SHORT TASK: Gather all lines with "Cumulative" from the records.

Figure record extracts:
+--
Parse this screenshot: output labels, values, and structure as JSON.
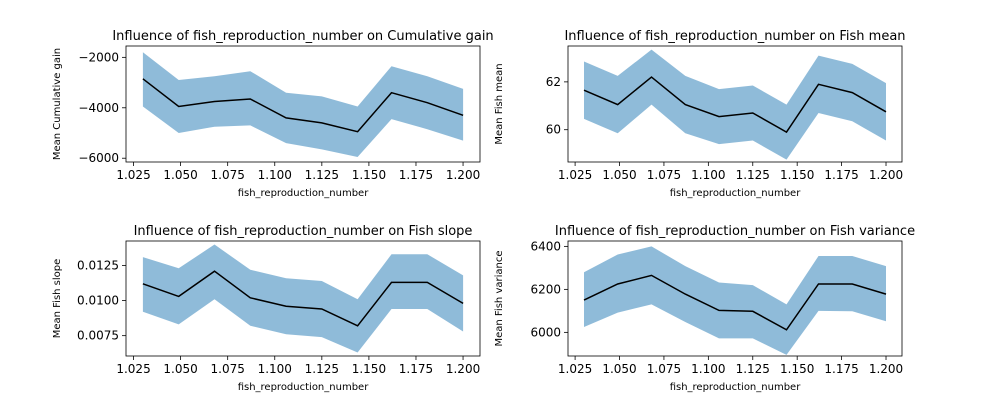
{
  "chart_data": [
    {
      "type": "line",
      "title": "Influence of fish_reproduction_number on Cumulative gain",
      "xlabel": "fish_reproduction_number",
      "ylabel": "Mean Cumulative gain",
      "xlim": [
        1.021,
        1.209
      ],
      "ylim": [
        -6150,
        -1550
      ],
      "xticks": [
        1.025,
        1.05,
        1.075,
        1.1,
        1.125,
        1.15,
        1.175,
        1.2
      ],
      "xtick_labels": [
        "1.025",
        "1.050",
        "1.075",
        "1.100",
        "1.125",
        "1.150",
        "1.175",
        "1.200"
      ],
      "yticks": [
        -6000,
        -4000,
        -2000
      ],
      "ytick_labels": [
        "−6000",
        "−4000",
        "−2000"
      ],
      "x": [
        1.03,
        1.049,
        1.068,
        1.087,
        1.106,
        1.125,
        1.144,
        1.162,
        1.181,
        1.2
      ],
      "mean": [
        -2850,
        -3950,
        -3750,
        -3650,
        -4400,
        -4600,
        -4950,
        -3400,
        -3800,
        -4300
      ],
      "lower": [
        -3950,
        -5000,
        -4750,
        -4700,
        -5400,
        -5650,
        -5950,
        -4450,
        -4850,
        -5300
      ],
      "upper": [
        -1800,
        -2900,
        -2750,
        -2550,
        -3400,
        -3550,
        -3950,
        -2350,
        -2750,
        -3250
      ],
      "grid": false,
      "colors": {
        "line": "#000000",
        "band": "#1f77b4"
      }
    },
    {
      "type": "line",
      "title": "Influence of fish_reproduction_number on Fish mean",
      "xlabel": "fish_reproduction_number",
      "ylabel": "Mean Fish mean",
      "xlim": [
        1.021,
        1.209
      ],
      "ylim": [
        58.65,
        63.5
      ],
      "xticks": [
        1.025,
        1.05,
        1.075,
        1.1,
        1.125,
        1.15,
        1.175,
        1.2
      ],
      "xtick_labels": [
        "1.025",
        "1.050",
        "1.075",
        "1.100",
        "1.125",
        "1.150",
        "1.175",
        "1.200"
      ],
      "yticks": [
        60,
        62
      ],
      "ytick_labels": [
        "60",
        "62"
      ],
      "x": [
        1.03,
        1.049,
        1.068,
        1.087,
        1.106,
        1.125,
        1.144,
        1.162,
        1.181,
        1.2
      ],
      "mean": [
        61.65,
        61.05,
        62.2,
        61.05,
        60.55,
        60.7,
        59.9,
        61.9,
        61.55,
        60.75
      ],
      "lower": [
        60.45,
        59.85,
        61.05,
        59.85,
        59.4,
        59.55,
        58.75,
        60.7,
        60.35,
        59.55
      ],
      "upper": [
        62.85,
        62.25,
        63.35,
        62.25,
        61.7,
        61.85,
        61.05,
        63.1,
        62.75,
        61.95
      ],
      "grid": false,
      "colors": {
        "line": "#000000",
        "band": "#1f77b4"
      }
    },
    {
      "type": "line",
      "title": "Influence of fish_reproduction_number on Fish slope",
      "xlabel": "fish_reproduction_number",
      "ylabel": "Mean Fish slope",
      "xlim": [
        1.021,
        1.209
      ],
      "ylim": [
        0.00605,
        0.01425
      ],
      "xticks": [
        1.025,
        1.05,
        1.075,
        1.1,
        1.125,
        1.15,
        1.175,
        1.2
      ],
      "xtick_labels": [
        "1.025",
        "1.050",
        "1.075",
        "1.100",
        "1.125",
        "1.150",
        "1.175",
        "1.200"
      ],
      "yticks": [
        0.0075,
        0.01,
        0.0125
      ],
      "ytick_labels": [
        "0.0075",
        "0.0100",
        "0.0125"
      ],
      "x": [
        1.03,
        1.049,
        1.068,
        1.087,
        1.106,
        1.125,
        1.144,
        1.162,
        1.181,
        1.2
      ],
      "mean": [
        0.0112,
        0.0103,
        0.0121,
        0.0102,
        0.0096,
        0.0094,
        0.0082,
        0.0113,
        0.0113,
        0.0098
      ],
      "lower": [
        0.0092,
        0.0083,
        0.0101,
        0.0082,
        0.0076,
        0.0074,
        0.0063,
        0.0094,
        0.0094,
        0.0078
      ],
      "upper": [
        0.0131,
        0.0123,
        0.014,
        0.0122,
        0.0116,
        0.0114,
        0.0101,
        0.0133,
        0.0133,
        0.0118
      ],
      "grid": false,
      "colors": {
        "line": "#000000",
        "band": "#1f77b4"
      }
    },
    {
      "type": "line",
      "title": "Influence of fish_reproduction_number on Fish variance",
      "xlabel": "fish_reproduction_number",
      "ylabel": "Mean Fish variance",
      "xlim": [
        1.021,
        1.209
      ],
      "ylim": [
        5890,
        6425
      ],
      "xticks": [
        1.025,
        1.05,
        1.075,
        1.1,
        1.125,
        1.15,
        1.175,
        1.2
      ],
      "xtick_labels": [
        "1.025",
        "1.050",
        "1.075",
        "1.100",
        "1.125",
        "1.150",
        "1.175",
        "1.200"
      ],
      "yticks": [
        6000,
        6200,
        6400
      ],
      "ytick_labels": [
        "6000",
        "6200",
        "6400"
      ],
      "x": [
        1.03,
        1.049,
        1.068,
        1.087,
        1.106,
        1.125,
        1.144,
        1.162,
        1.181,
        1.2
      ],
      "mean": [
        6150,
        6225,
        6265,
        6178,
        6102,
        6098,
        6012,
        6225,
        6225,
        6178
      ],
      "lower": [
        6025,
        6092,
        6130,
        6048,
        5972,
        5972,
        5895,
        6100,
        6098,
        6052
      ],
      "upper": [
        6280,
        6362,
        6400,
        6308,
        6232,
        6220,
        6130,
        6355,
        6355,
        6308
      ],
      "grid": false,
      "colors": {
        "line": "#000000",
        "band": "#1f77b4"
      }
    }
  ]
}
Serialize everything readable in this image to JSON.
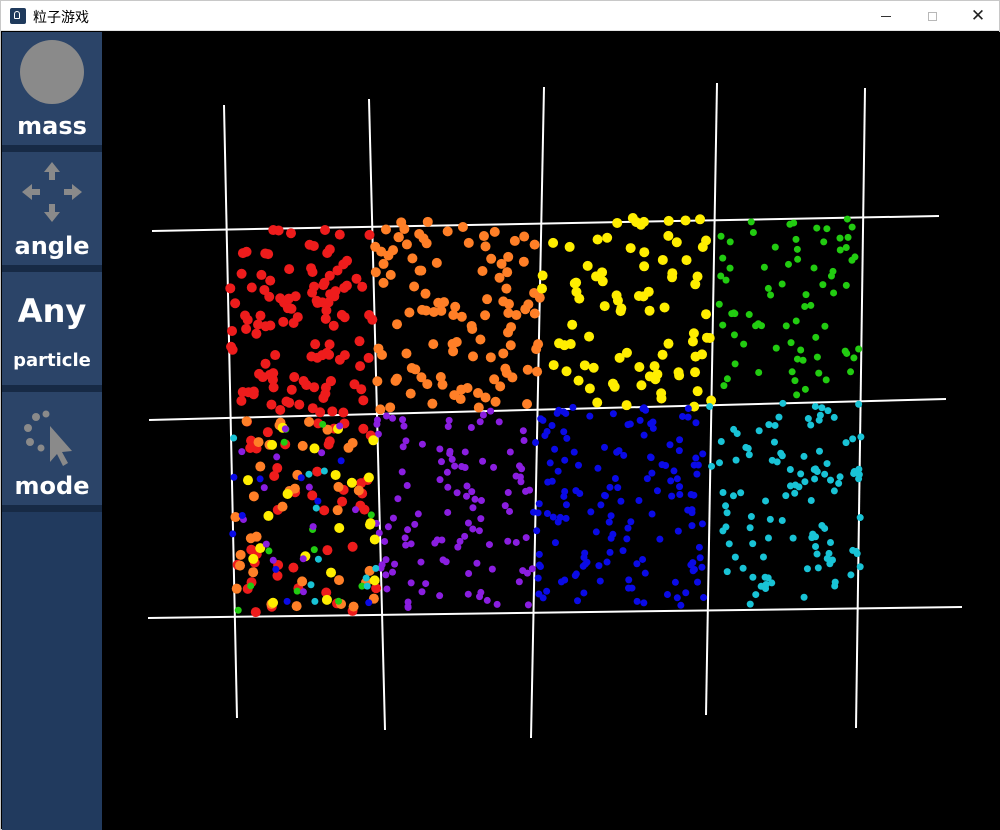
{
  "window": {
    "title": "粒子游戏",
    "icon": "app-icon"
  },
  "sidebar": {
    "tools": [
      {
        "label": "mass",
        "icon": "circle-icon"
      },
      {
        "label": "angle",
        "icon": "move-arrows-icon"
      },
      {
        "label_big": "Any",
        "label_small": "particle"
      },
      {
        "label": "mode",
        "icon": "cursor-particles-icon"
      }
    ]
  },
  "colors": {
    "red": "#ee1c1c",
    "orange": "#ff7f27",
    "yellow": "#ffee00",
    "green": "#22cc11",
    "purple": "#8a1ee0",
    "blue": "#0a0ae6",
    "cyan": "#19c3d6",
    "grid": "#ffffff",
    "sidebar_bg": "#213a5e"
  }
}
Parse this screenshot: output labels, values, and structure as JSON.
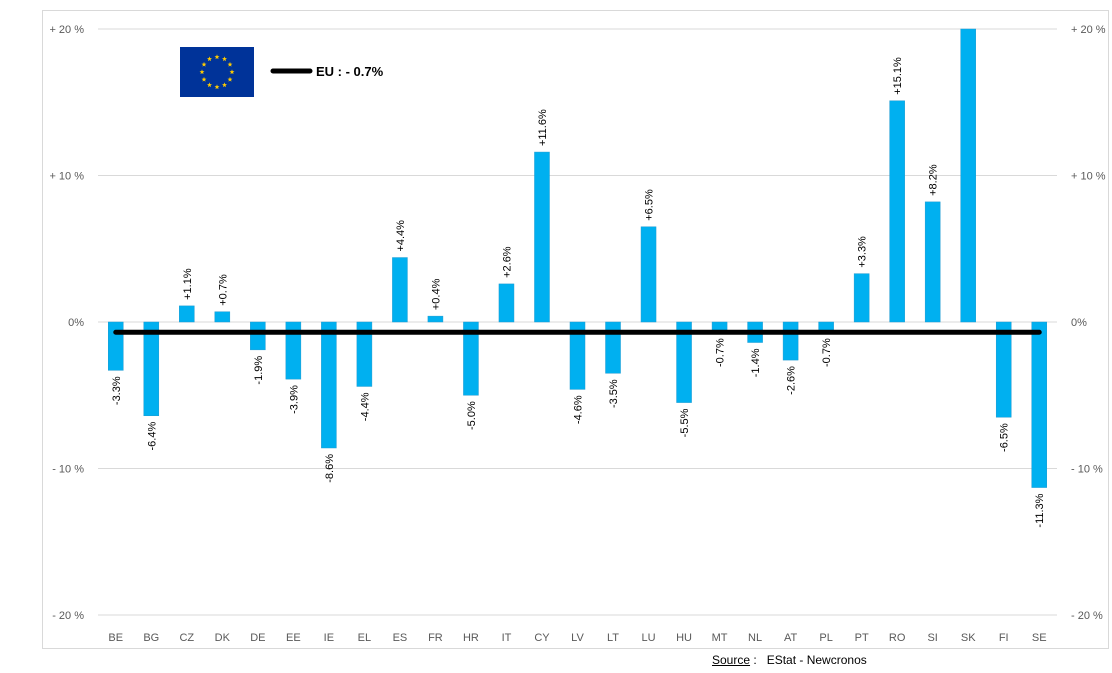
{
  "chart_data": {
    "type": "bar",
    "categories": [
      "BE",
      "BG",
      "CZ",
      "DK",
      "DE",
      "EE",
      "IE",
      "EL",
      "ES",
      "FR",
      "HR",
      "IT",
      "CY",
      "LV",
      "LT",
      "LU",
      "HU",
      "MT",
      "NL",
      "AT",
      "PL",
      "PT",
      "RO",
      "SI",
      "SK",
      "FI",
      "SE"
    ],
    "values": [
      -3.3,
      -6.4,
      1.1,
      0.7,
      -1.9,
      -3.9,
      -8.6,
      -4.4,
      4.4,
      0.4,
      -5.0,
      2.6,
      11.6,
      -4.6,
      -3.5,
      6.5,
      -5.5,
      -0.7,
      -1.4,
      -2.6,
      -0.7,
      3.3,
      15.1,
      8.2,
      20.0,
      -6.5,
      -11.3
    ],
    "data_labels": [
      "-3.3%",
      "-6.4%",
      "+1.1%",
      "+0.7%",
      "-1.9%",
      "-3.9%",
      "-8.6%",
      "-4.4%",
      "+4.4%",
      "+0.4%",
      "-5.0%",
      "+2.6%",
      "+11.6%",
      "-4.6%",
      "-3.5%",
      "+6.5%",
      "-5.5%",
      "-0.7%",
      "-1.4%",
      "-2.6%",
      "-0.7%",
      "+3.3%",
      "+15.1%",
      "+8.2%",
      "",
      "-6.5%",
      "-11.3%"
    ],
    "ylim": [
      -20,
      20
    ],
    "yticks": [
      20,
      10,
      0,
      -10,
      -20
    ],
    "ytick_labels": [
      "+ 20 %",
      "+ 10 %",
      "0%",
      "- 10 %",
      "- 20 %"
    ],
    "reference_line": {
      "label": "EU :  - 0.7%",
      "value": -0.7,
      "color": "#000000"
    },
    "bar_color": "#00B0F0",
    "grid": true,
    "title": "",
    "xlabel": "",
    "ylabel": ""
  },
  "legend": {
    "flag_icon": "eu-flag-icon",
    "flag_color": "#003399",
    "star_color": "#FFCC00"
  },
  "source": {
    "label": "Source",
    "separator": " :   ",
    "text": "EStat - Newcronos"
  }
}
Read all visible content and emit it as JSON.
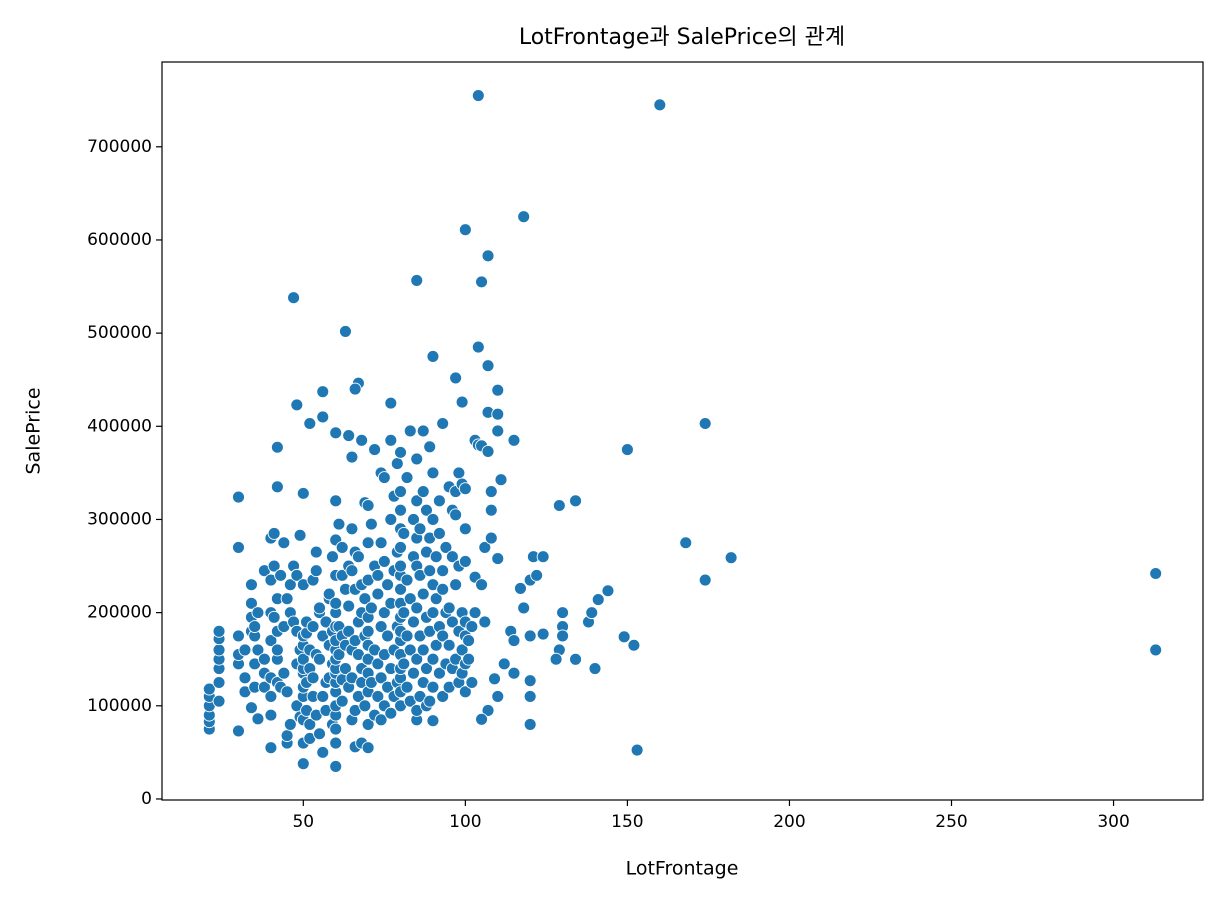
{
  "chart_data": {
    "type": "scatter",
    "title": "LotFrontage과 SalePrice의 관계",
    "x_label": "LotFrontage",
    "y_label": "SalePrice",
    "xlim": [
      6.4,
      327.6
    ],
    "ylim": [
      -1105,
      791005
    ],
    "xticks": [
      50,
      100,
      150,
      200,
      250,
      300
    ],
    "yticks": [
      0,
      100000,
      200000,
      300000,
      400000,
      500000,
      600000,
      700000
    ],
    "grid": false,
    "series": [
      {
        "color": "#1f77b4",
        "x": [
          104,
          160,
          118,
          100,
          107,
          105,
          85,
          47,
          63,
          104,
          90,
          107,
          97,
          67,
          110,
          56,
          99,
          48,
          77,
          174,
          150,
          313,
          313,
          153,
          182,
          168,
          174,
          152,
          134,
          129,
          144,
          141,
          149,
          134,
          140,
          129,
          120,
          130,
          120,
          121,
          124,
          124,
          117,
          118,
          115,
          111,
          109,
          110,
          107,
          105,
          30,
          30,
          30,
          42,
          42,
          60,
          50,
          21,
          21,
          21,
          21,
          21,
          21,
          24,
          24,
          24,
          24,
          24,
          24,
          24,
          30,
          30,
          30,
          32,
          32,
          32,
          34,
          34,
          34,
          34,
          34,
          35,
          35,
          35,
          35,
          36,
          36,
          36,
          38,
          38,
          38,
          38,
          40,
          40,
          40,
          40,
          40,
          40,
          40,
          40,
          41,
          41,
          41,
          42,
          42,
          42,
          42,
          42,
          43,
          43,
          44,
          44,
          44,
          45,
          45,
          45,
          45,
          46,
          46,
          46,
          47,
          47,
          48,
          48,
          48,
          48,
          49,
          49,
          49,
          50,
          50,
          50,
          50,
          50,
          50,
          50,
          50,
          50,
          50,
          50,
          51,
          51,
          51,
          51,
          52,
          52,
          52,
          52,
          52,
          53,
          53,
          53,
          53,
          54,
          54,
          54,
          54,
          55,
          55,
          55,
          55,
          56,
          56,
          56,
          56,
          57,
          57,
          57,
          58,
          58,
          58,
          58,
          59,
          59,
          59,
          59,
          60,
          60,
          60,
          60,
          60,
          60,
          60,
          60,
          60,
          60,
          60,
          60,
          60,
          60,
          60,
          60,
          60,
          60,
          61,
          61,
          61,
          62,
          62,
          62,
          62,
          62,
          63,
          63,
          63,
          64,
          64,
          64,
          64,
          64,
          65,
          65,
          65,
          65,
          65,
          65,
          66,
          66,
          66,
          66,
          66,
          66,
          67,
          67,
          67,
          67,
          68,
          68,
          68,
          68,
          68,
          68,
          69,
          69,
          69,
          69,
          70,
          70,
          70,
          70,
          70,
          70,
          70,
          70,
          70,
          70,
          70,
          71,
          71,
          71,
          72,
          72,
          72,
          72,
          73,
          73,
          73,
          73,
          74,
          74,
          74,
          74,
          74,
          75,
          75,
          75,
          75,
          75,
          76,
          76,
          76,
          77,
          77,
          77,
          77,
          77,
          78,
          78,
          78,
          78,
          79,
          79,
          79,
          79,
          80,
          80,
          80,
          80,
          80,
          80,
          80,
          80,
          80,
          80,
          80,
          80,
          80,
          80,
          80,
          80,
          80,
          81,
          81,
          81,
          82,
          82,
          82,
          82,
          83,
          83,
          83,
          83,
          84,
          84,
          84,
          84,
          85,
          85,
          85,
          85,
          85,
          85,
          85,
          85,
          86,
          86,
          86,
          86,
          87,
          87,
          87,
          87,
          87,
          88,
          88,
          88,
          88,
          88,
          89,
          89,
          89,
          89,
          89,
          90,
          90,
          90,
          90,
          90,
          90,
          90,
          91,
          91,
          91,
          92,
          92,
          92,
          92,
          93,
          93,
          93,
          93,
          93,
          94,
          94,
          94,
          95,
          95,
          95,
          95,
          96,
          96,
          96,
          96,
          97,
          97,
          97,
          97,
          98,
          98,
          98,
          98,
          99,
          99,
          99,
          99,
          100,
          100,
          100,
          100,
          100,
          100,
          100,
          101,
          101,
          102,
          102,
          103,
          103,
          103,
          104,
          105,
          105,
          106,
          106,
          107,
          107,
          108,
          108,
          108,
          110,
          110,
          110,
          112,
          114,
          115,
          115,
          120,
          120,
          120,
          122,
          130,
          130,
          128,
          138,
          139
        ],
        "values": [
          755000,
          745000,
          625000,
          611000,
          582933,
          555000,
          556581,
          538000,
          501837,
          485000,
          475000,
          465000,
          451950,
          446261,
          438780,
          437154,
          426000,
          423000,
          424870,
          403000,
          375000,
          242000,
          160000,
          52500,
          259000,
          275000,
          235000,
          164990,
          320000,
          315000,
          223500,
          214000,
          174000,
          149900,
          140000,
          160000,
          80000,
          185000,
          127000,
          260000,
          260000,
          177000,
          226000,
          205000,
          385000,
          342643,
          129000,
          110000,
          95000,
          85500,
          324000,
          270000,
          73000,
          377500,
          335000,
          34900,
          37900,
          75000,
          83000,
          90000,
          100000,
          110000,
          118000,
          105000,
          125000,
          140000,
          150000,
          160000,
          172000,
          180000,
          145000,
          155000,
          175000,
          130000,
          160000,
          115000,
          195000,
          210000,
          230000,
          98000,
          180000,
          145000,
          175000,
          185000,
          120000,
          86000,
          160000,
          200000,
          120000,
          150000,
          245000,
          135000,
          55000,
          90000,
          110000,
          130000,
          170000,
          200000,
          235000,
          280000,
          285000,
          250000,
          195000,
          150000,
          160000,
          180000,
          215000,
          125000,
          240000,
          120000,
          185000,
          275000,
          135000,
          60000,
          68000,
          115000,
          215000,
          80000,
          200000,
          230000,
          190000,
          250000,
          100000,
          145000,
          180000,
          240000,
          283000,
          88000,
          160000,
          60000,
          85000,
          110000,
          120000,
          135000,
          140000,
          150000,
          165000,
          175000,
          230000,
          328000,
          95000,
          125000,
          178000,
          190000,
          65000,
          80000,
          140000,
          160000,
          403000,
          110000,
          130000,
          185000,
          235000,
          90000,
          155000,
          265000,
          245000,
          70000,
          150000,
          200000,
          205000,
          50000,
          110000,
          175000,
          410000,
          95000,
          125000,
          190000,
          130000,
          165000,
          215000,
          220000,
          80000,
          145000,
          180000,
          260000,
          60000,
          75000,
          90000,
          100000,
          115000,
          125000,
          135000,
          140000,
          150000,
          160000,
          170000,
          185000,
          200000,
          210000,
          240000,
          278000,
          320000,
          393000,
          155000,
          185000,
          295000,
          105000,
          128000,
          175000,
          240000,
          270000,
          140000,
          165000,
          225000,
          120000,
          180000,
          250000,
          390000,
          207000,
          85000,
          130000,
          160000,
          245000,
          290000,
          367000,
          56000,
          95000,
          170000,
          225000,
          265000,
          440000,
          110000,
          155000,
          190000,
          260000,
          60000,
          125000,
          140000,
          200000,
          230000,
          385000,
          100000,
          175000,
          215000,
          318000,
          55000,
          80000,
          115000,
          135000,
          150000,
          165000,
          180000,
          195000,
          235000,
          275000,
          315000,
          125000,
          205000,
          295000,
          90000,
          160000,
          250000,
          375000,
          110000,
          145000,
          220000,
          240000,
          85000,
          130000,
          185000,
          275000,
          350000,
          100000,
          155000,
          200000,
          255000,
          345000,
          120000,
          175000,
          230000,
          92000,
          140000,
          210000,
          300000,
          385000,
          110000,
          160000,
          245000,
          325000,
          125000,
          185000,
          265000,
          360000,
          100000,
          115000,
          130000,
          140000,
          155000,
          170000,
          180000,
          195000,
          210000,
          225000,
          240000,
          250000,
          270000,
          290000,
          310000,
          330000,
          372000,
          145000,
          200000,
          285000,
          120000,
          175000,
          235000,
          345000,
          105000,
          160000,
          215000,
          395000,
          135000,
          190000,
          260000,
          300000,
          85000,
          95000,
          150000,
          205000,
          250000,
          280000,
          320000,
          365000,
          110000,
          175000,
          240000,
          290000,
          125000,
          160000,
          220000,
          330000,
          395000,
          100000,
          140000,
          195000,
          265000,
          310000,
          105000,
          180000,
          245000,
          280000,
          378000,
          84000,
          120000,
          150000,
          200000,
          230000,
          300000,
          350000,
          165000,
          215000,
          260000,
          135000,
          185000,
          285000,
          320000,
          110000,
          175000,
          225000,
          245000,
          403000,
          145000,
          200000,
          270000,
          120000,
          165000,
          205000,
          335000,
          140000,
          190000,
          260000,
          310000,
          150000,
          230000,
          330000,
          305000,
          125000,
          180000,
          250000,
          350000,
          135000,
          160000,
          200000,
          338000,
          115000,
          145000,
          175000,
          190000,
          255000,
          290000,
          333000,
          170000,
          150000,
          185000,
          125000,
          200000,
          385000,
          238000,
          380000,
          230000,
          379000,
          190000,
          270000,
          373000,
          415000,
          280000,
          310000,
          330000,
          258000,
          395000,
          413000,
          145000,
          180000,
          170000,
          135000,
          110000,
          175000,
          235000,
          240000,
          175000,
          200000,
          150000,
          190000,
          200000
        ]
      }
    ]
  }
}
+--
EXERCISE RESULT:
      "title": "Influence of fish_reproduction_number on Cumulative gain",
      "ylabel": "Mean Cumulative gain",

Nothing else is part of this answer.